◆ **Text section**:
--*--

Minimun depth of Binary Tree

Given a binary tree, find its minimum depth.

The minimum depth is the number of nodes along the shortest path from the root node down to the nearest leaf node.

 

/**
 * Definition for binary tree
 * struct TreeNode {
 *     int val;
 *     TreeNode *left;
 *     TreeNode *right;
 *     TreeNode(int x) : val(x), left(NULL), right(NULL) {}
 * };
 */
class Solution {
public:
    int minDepth(TreeNode *root) {
        // Start typing your C/C++ solution below
        // DO NOT write int main() function
        if (!root){
            return 0;
        }
        if (!root->left && !root->right){
            return 1;
        }
        if (root->left && !root->right){
            return minDepth(root->left) + 1;
        }
        if (root->right && !root->left){
            return minDepth(root->right) + 1;
        }
        return min(minDepth(root->left) + 1, minDepth(root->right) + 1);
    }
};

But....

You know the above algorithm is not the optimical. Pre-order complexity is O(n).

--*--

◆ **Dataset excerpt**:

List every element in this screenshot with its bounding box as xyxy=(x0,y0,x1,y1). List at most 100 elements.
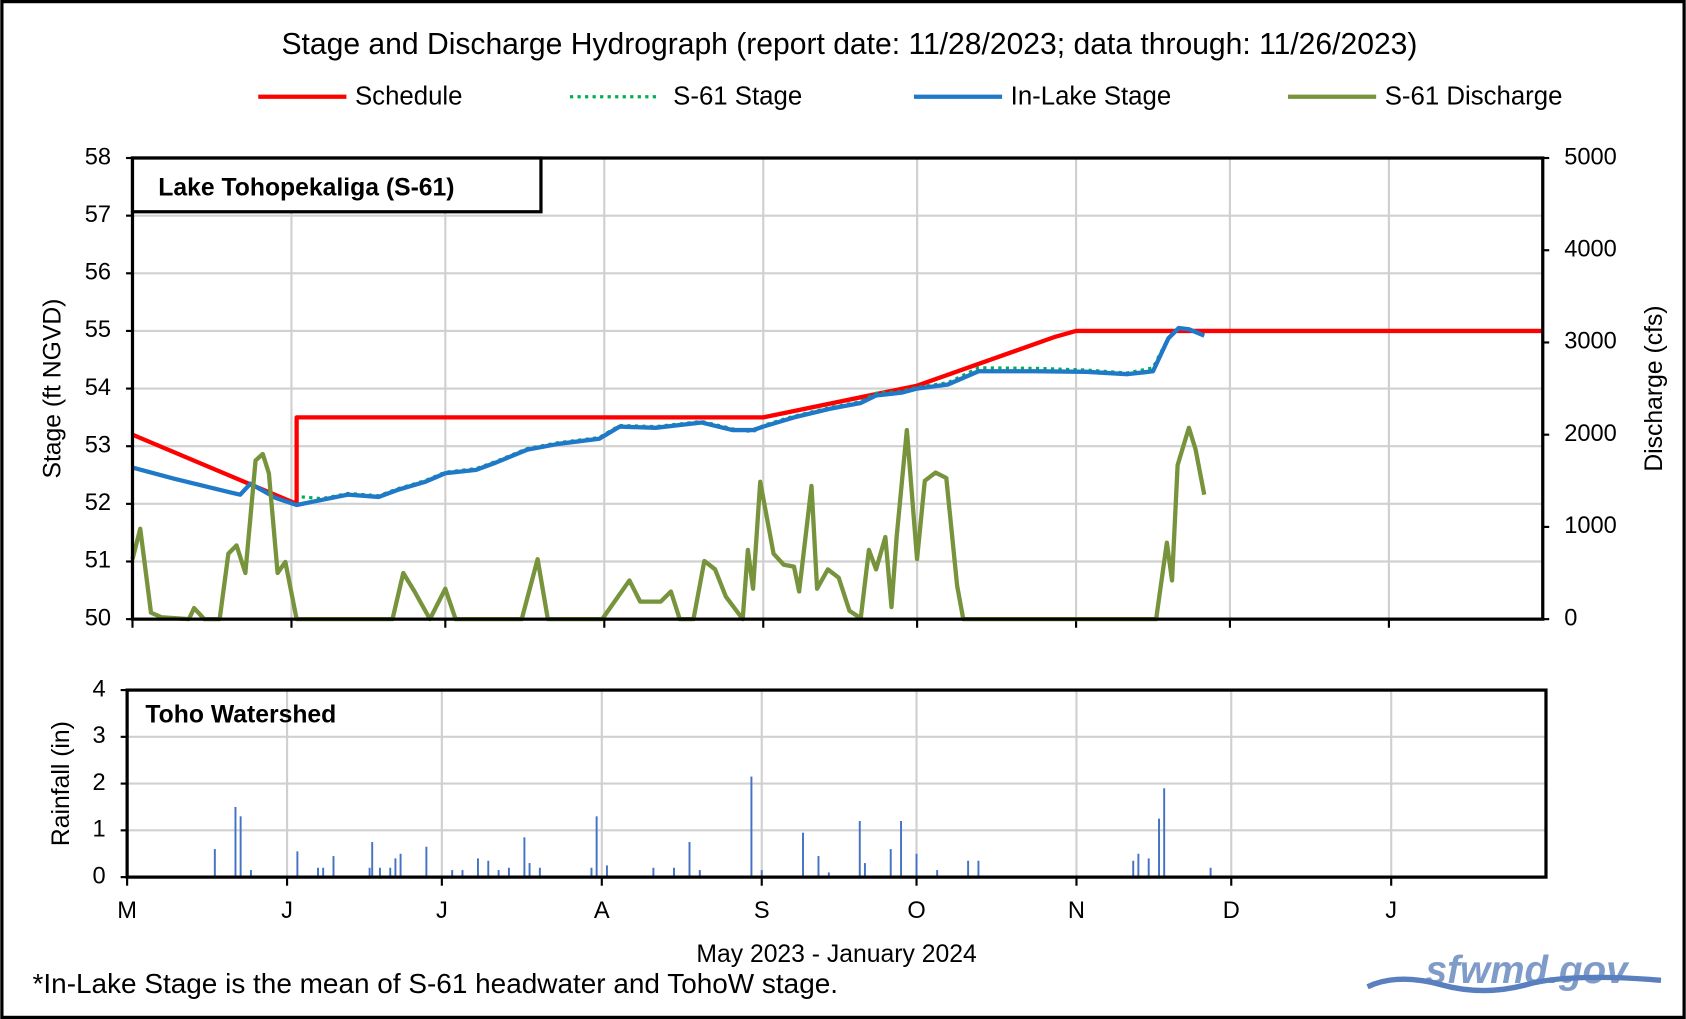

--*--

◆ **Objectives**:
1 - Shorten the paragraph of the minimum-depth page that begins "The minimum depth is" while keeping its main facts.
2 - Quote the minimum-depth page between "Minimun depth of" and "nearest leaf node.", inclusive.
3 - In the minimum-depth page, what value does minDepth return when the root has neither a left nor a right child?
The material has no role in this work.

◆ **Solutions in order**:
1 - Minimum depth is the count of nodes on the shortest path from the root to the nearest leaf.

2 -
Minimun depth of Binary Tree

Given a binary tree, find its minimum depth.

The minimum depth is the number of nodes along the shortest path from the root node down to the nearest leaf node.

3 - It returns 1.